**PROVIDED MATERIAL**.

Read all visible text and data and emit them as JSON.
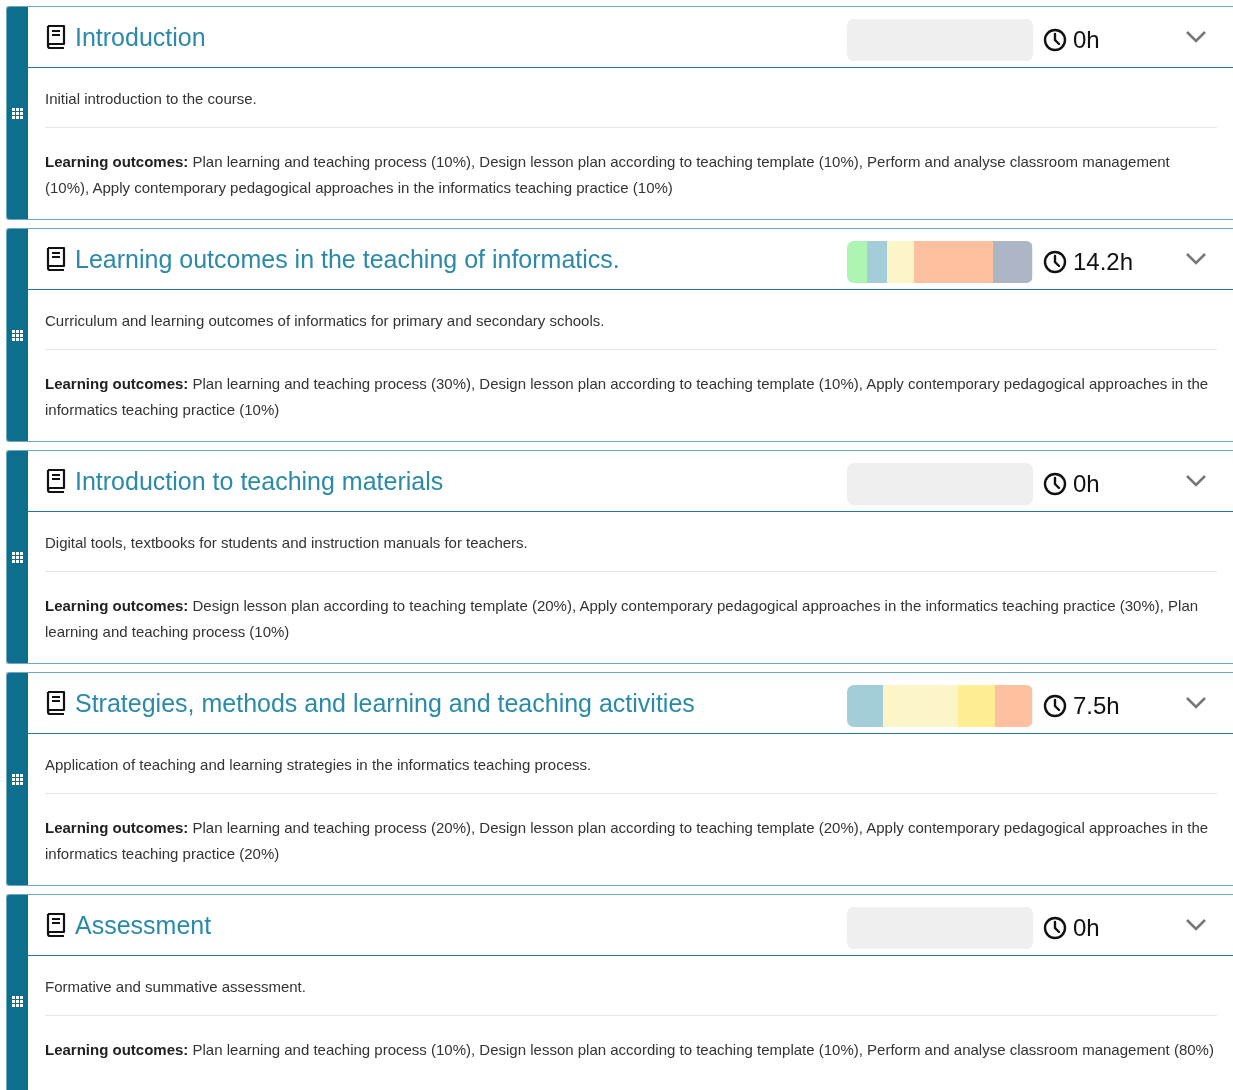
{
  "units": [
    {
      "title": "Introduction",
      "hours": "0h",
      "description": "Initial introduction to the course.",
      "outcomes": "**Learning outcomes:**  Plan learning and teaching process (10%), Design lesson plan according to teaching template (10%), Perform and analyse classroom management (10%), Apply contemporary pedagogical approaches in the informatics teaching practice (10%)"
    },
    {
      "title": "Learning outcomes in the teaching of informatics.",
      "hours": "14.2h",
      "segments": [
        {
          "color": "#aef5b4"
        },
        {
          "color": "#a3cdd9"
        },
        {
          "color": "#fcf5c7"
        },
        {
          "color": "#ffc09f"
        },
        {
          "color": "#adb6c4"
        }
      ],
      "description": "Curriculum and learning outcomes of informatics for primary and secondary schools.",
      "outcomes": "**Learning outcomes:**  Plan learning and teaching process (30%), Design lesson plan according to teaching template (10%), Apply contemporary pedagogical approaches in the informatics teaching practice (10%)"
    },
    {
      "title": "Introduction to teaching materials",
      "hours": "0h",
      "description": "Digital tools, textbooks for students and instruction manuals for teachers.",
      "outcomes": "**Learning outcomes:**  Design lesson plan according to teaching template (20%), Apply contemporary pedagogical approaches in the informatics teaching practice (30%), Plan learning and teaching process (10%)"
    },
    {
      "title": "Strategies, methods and learning and teaching activities",
      "hours": "7.5h",
      "segments": [
        {
          "color": "#a3cdd9"
        },
        {
          "color": "#fcf5c7"
        },
        {
          "color": "#ffee93"
        },
        {
          "color": "#ffc09f"
        }
      ],
      "description": "Application of teaching and learning strategies in the informatics teaching process.",
      "outcomes": "**Learning outcomes:**  Plan learning and teaching process (20%), Design lesson plan according to teaching template (20%), Apply contemporary pedagogical approaches in the informatics teaching practice (20%)"
    },
    {
      "title": "Assessment",
      "hours": "0h",
      "description": "Formative and summative assessment.",
      "outcomes": "**Learning outcomes:**  Plan learning and teaching process (10%), Design lesson plan according to teaching template (10%), Perform and analyse classroom management (80%)"
    }
  ]
}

**DESCRIPTION OF THE TASK**.
Reproduce every line above as written, skipping pictures.

**ANSWER BELOW**.
Read all visible text and data and emit them as JSON.
{
  "units": [
    {
      "title": "Introduction",
      "hours": "0h",
      "description": "Initial introduction to the course.",
      "outcomes": "**Learning outcomes:**  Plan learning and teaching process (10%), Design lesson plan according to teaching template (10%), Perform and analyse classroom management (10%), Apply contemporary pedagogical approaches in the informatics teaching practice (10%)"
    },
    {
      "title": "Learning outcomes in the teaching of informatics.",
      "hours": "14.2h",
      "segments": [
        {
          "color": "#aef5b4"
        },
        {
          "color": "#a3cdd9"
        },
        {
          "color": "#fcf5c7"
        },
        {
          "color": "#ffc09f"
        },
        {
          "color": "#adb6c4"
        }
      ],
      "description": "Curriculum and learning outcomes of informatics for primary and secondary schools.",
      "outcomes": "**Learning outcomes:**  Plan learning and teaching process (30%), Design lesson plan according to teaching template (10%), Apply contemporary pedagogical approaches in the informatics teaching practice (10%)"
    },
    {
      "title": "Introduction to teaching materials",
      "hours": "0h",
      "description": "Digital tools, textbooks for students and instruction manuals for teachers.",
      "outcomes": "**Learning outcomes:**  Design lesson plan according to teaching template (20%), Apply contemporary pedagogical approaches in the informatics teaching practice (30%), Plan learning and teaching process (10%)"
    },
    {
      "title": "Strategies, methods and learning and teaching activities",
      "hours": "7.5h",
      "segments": [
        {
          "color": "#a3cdd9"
        },
        {
          "color": "#fcf5c7"
        },
        {
          "color": "#ffee93"
        },
        {
          "color": "#ffc09f"
        }
      ],
      "description": "Application of teaching and learning strategies in the informatics teaching process.",
      "outcomes": "**Learning outcomes:**  Plan learning and teaching process (20%), Design lesson plan according to teaching template (20%), Apply contemporary pedagogical approaches in the informatics teaching practice (20%)"
    },
    {
      "title": "Assessment",
      "hours": "0h",
      "description": "Formative and summative assessment.",
      "outcomes": "**Learning outcomes:**  Plan learning and teaching process (10%), Design lesson plan according to teaching template (10%), Perform and analyse classroom management (80%)"
    }
  ]
}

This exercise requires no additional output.